(Excerpts from a layout annotation set)
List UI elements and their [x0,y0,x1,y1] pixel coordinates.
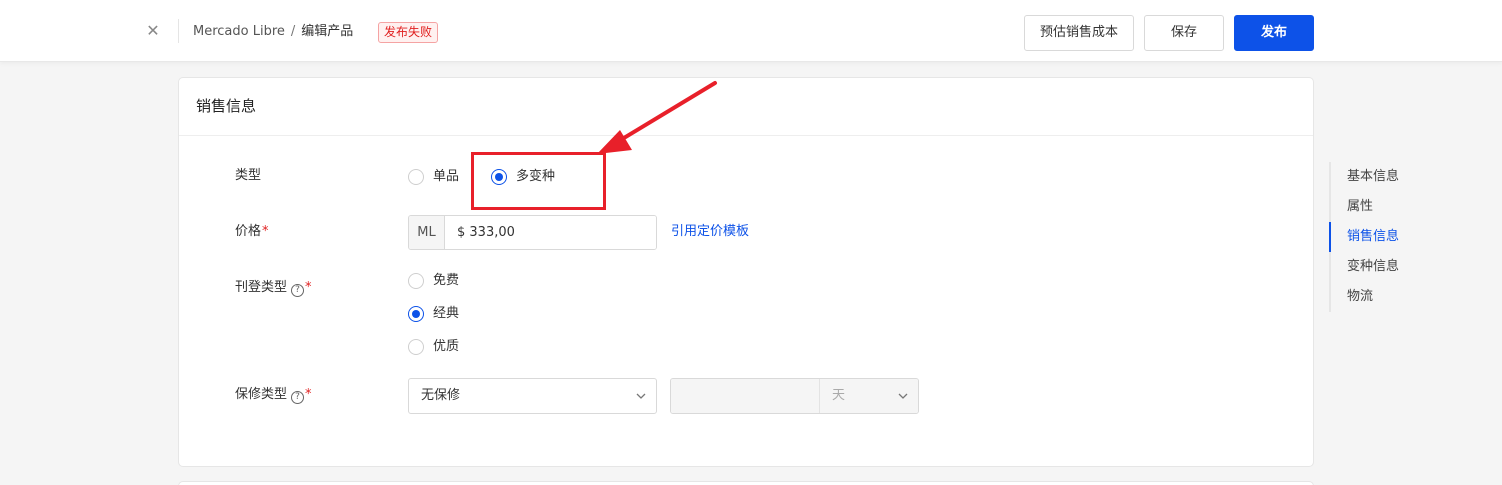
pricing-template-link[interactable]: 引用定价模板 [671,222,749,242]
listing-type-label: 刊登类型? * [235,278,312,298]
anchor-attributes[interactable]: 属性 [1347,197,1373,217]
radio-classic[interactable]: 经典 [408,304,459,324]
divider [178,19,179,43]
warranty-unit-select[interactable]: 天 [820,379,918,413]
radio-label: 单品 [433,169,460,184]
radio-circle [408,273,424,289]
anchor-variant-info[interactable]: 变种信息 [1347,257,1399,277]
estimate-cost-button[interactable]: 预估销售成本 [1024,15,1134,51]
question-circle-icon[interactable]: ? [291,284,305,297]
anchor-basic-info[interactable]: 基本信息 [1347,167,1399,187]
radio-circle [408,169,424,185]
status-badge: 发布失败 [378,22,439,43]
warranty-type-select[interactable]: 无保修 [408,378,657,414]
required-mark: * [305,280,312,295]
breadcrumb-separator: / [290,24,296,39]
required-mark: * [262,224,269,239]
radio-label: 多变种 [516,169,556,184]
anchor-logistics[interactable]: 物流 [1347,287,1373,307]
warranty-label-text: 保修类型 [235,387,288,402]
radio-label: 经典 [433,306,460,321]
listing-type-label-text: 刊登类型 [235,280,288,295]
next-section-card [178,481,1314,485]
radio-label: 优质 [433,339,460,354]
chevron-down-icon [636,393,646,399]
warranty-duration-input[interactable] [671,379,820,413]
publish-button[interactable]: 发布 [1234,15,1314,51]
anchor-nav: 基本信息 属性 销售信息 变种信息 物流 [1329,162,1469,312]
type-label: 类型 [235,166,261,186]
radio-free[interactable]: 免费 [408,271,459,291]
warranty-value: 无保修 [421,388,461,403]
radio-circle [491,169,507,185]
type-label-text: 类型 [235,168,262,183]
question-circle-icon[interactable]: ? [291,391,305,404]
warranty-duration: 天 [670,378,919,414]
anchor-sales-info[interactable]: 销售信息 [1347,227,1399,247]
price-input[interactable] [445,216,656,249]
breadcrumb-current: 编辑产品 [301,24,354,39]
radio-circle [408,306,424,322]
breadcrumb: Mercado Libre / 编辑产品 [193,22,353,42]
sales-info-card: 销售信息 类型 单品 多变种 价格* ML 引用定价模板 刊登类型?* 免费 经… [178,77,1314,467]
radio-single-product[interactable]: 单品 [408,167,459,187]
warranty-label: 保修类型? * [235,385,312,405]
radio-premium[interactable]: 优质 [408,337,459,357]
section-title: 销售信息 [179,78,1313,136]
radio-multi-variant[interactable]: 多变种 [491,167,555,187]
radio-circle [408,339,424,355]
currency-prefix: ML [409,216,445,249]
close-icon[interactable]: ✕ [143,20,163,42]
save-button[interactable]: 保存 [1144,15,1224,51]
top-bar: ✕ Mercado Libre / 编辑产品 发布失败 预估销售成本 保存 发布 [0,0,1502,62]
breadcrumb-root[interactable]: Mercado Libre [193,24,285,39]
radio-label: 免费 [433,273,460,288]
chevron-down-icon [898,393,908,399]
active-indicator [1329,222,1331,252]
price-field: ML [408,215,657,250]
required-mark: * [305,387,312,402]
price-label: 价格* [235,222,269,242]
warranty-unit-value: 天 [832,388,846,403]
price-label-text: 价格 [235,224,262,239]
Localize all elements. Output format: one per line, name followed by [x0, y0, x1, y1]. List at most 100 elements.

# EXERCISE DETAILS
Edit the entries above by changing each "radio-circle" to "radio-dot" and keeping everything else the same. Leave the pictures out of your version.

# RESULT FOR THIS TASK
List UI elements and their [x0,y0,x1,y1] pixel coordinates.
pricing-template-link[interactable]: 引用定价模板 [671,222,749,242]
listing-type-label: 刊登类型? * [235,278,312,298]
anchor-attributes[interactable]: 属性 [1347,197,1373,217]
radio-classic[interactable]: 经典 [408,304,459,324]
divider [178,19,179,43]
warranty-unit-select[interactable]: 天 [820,379,918,413]
radio-label: 单品 [433,169,460,184]
radio-dot [408,273,424,289]
anchor-variant-info[interactable]: 变种信息 [1347,257,1399,277]
estimate-cost-button[interactable]: 预估销售成本 [1024,15,1134,51]
question-circle-icon[interactable]: ? [291,284,305,297]
anchor-basic-info[interactable]: 基本信息 [1347,167,1399,187]
radio-dot [408,169,424,185]
status-badge: 发布失败 [378,22,439,43]
warranty-type-select[interactable]: 无保修 [408,378,657,414]
required-mark: * [305,280,312,295]
breadcrumb-separator: / [290,24,296,39]
required-mark: * [262,224,269,239]
radio-label: 多变种 [516,169,556,184]
anchor-logistics[interactable]: 物流 [1347,287,1373,307]
warranty-label-text: 保修类型 [235,387,288,402]
radio-label: 经典 [433,306,460,321]
listing-type-label-text: 刊登类型 [235,280,288,295]
next-section-card [178,481,1314,485]
radio-label: 优质 [433,339,460,354]
chevron-down-icon [636,393,646,399]
warranty-duration-input[interactable] [671,379,820,413]
publish-button[interactable]: 发布 [1234,15,1314,51]
anchor-nav: 基本信息 属性 销售信息 变种信息 物流 [1329,162,1469,312]
type-label: 类型 [235,166,261,186]
radio-free[interactable]: 免费 [408,271,459,291]
warranty-value: 无保修 [421,388,461,403]
radio-dot [491,169,507,185]
type-label-text: 类型 [235,168,262,183]
question-circle-icon[interactable]: ? [291,391,305,404]
warranty-duration: 天 [670,378,919,414]
anchor-sales-info[interactable]: 销售信息 [1347,227,1399,247]
price-input[interactable] [445,216,656,249]
breadcrumb-current: 编辑产品 [301,24,354,39]
radio-dot [408,306,424,322]
breadcrumb: Mercado Libre / 编辑产品 [193,22,353,42]
sales-info-card: 销售信息 类型 单品 多变种 价格* ML 引用定价模板 刊登类型?* 免费 经… [178,77,1314,467]
radio-single-product[interactable]: 单品 [408,167,459,187]
warranty-label: 保修类型? * [235,385,312,405]
radio-premium[interactable]: 优质 [408,337,459,357]
section-title: 销售信息 [179,78,1313,136]
radio-multi-variant[interactable]: 多变种 [491,167,555,187]
radio-dot [408,339,424,355]
currency-prefix: ML [409,216,445,249]
close-icon[interactable]: ✕ [143,20,163,42]
save-button[interactable]: 保存 [1144,15,1224,51]
top-bar: ✕ Mercado Libre / 编辑产品 发布失败 预估销售成本 保存 发布 [0,0,1502,62]
breadcrumb-root[interactable]: Mercado Libre [193,24,285,39]
radio-label: 免费 [433,273,460,288]
chevron-down-icon [898,393,908,399]
active-indicator [1329,222,1331,252]
price-field: ML [408,215,657,250]
required-mark: * [305,387,312,402]
price-label: 价格* [235,222,269,242]
warranty-unit-value: 天 [832,388,846,403]
price-label-text: 价格 [235,224,262,239]
Localize all elements. Output format: one per line, name followed by [x0, y0, x1, y1]. List at most 100 elements.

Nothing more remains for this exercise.